* _What you will do_:
Extract the lines that carry the string "случае" from the listing.

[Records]
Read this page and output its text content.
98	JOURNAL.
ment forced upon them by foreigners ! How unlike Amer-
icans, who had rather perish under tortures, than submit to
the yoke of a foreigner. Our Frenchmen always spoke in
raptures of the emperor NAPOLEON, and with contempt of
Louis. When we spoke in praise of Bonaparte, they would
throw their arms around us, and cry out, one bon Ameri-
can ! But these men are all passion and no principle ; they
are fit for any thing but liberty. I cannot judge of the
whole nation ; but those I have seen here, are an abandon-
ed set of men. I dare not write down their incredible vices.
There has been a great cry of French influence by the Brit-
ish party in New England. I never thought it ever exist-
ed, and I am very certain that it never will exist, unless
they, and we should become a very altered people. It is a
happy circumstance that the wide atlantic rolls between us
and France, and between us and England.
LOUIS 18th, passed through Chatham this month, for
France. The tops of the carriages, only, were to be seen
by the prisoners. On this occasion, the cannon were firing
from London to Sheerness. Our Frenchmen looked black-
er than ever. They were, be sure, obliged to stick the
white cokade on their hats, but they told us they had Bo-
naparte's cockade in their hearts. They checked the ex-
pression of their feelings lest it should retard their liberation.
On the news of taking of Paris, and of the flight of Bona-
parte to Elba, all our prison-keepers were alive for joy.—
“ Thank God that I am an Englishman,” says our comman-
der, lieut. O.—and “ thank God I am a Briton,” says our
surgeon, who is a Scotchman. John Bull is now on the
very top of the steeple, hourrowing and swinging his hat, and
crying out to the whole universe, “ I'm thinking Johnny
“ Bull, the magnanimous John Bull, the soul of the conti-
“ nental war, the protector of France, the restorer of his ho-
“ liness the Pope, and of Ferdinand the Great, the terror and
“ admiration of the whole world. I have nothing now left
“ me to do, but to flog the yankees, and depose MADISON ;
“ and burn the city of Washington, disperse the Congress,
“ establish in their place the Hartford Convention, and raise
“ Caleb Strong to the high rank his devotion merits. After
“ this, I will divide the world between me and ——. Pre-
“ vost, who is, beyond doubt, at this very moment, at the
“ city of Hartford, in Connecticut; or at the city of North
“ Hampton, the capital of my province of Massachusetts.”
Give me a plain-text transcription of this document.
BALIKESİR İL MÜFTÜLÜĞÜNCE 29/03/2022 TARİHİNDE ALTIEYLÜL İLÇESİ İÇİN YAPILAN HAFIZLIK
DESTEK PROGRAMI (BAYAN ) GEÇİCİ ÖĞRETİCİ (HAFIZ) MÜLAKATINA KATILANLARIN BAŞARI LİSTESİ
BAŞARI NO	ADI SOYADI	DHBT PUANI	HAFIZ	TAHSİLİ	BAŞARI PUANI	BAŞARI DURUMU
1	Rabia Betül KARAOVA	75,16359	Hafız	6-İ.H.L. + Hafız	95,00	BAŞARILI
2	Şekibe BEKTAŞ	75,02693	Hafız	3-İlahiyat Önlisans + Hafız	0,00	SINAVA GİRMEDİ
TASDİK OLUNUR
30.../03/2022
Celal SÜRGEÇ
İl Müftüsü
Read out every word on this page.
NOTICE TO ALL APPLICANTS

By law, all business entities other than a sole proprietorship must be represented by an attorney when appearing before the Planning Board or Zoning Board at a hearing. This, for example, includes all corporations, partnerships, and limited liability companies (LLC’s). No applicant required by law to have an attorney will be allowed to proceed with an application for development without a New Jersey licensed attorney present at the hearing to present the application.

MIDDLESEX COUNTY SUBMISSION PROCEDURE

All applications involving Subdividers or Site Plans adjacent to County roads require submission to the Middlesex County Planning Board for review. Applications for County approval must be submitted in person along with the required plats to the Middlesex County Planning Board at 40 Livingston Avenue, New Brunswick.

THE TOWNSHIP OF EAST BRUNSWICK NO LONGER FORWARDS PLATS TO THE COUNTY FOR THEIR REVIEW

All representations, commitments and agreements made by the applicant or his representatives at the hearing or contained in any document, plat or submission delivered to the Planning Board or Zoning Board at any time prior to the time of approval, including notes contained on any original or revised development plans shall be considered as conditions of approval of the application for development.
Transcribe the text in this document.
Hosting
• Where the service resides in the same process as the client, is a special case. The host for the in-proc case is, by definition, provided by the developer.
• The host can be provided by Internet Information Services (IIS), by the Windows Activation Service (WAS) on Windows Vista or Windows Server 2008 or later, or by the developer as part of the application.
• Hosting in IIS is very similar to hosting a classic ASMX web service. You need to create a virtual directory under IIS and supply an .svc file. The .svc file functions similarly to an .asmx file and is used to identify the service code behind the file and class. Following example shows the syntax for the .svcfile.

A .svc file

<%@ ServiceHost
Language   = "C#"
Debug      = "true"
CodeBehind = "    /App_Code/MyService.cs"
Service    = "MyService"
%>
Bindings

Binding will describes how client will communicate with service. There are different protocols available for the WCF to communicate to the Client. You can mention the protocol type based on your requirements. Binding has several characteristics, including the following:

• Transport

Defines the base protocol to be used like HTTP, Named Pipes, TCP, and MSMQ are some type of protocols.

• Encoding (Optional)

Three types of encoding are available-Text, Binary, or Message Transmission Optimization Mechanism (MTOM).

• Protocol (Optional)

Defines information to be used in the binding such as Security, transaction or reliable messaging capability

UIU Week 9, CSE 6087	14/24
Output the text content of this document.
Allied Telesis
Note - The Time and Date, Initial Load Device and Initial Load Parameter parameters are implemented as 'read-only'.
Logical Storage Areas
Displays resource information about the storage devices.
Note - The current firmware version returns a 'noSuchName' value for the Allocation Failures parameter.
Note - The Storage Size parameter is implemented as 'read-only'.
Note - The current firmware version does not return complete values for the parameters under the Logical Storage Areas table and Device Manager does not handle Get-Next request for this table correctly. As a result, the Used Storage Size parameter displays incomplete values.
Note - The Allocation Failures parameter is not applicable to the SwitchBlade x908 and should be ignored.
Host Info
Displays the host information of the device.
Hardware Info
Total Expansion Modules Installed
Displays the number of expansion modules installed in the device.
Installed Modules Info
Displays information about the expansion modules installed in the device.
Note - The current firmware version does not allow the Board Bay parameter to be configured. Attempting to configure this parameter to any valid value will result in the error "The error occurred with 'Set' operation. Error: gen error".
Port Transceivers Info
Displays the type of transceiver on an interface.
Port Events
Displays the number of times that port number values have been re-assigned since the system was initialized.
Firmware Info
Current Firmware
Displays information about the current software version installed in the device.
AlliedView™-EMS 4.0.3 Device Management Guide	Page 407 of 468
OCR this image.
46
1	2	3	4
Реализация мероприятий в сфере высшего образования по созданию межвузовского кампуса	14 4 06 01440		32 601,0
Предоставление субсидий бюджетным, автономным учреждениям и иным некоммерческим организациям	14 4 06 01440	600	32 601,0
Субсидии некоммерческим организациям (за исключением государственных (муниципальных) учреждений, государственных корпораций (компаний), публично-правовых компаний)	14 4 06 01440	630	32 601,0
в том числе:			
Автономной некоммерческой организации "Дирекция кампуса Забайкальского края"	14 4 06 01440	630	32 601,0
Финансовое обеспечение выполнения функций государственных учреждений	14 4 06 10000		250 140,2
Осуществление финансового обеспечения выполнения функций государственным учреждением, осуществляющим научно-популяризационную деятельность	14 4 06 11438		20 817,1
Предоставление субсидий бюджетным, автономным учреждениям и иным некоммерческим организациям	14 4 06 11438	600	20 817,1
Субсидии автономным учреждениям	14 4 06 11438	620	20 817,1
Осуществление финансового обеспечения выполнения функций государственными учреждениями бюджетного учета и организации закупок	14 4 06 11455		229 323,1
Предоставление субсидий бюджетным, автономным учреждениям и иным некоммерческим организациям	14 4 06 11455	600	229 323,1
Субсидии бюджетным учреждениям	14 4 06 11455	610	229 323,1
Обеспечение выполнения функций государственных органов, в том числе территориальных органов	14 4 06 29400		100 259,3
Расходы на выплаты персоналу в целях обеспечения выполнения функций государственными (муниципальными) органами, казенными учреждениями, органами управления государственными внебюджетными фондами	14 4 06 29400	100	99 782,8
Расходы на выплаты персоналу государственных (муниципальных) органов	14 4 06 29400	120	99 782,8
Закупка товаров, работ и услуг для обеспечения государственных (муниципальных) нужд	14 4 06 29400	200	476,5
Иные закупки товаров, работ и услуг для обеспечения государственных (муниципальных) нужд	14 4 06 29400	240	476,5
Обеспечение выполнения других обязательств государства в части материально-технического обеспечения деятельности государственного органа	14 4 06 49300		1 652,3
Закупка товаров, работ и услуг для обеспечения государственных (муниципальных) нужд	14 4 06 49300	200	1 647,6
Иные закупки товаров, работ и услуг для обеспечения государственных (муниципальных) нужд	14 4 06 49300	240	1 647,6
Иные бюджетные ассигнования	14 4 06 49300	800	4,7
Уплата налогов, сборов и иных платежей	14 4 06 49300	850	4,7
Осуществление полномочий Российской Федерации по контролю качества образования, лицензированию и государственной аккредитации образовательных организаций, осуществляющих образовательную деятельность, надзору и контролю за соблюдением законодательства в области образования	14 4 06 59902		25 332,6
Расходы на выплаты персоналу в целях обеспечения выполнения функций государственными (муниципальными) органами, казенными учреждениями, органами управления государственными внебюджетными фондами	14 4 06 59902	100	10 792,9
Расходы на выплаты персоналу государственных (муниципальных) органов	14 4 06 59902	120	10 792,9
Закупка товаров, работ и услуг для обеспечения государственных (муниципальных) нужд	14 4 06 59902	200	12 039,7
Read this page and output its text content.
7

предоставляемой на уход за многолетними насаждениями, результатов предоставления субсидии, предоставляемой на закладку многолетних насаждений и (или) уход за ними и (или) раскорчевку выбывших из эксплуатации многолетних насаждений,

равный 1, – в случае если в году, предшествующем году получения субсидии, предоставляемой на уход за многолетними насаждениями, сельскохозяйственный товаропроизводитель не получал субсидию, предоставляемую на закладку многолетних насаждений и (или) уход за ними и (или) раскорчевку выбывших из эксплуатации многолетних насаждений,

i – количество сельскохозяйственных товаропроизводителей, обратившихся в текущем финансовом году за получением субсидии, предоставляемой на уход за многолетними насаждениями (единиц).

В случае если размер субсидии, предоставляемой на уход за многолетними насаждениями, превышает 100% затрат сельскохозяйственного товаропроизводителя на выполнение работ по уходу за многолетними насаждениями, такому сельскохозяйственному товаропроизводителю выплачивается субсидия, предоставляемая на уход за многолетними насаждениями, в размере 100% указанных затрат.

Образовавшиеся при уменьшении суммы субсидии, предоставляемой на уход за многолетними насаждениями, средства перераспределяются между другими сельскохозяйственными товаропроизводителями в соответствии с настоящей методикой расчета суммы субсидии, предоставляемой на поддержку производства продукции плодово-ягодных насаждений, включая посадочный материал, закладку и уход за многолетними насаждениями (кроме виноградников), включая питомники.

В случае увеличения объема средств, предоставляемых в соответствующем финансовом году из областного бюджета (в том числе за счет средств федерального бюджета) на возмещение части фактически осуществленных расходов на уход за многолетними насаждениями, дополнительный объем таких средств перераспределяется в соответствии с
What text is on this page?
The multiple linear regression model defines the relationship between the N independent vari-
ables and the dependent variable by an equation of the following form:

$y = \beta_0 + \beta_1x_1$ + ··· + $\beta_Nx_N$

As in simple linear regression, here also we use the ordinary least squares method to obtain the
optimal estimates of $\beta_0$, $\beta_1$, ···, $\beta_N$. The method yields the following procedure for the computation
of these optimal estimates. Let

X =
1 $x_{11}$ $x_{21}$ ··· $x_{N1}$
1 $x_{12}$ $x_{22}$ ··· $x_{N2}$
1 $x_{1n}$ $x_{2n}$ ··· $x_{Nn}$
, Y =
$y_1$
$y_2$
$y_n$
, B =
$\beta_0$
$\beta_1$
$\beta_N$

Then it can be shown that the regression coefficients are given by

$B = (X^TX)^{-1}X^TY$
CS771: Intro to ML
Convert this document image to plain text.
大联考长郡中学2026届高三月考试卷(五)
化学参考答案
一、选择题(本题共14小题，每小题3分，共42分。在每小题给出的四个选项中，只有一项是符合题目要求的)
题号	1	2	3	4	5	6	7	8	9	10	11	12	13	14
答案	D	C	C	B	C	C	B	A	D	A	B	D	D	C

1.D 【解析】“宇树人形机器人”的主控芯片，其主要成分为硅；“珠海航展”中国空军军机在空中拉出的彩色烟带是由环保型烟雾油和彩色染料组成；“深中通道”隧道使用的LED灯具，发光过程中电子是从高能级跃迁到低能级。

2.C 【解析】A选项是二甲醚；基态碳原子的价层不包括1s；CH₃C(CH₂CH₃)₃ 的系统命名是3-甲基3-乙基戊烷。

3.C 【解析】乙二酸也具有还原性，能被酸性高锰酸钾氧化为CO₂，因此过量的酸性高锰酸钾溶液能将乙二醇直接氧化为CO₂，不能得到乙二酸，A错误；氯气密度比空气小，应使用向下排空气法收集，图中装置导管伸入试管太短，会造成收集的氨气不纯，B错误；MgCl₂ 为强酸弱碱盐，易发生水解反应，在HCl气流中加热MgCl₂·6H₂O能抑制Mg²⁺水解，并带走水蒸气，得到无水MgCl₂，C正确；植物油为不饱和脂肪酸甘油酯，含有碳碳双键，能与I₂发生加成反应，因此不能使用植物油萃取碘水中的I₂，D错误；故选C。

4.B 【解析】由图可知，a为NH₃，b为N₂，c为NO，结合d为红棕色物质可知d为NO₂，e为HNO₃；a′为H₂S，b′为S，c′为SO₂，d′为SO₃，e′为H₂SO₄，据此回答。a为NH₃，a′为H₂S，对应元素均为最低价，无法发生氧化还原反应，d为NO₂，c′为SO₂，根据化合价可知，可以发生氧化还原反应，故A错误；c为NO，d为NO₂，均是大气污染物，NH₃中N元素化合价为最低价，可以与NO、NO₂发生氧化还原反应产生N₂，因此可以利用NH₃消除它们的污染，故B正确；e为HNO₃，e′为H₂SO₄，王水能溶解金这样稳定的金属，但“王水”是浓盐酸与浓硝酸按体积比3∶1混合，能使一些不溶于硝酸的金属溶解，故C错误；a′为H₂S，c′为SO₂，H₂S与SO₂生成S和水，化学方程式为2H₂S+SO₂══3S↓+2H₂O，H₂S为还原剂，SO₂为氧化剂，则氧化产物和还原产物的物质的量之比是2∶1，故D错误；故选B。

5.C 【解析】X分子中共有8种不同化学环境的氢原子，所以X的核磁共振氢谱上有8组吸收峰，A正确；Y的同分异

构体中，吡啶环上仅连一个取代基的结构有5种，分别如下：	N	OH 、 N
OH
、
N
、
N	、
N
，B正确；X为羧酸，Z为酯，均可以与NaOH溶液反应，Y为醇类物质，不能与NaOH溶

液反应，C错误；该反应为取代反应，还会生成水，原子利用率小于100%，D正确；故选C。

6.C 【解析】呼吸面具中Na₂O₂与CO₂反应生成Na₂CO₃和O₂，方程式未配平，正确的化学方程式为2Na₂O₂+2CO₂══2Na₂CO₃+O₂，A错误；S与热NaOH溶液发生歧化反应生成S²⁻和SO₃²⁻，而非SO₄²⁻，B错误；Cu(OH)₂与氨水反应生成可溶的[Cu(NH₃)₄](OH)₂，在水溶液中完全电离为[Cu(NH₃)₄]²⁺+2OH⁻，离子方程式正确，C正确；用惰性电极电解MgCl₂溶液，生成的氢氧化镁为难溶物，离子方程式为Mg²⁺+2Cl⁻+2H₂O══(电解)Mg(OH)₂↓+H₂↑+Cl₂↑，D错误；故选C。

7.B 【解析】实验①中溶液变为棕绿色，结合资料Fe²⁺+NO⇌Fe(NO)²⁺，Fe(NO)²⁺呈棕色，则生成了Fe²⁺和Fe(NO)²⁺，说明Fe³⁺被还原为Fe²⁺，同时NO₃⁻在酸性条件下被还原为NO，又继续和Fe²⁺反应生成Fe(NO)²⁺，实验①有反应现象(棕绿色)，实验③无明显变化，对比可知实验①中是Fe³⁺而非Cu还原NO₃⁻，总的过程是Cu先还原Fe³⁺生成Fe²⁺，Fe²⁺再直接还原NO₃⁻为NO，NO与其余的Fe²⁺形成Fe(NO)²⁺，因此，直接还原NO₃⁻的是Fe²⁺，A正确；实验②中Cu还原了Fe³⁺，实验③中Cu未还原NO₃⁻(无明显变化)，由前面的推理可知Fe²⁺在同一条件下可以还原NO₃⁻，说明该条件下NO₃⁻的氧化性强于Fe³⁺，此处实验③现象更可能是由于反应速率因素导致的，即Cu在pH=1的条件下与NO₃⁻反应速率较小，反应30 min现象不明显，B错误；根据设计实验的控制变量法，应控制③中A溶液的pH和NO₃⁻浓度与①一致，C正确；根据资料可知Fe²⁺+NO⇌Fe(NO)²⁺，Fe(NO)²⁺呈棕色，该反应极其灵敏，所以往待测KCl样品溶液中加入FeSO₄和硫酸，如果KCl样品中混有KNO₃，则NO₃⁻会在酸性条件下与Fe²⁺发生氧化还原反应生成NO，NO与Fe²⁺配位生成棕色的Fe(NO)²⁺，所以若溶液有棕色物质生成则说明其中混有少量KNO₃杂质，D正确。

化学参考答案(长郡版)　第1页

* _Correct output_:
равный 1, – в случае если в году, предшествующем году получения субсидии, предоставляемой на уход за многолетними насаждениями, сельскохозяйственный товаропроизводитель не получал субсидию, предоставляемую на закладку многолетних насаждений и (или) уход за ними и (или) раскорчевку выбывших из эксплуатации многолетних насаждений,
В случае если размер субсидии, предоставляемой на уход за многолетними насаждениями, превышает 100% затрат сельскохозяйственного товаропроизводителя на выполнение работ по уходу за многолетними насаждениями, такому сельскохозяйственному товаропроизводителю выплачивается субсидия, предоставляемая на уход за многолетними насаждениями, в размере 100% указанных затрат.
В случае увеличения объема средств, предоставляемых в соответствующем финансовом году из областного бюджета (в том числе за счет средств федерального бюджета) на возмещение части фактически осуществленных расходов на уход за многолетними насаждениями, дополнительный объем таких средств перераспределяется в соответствии с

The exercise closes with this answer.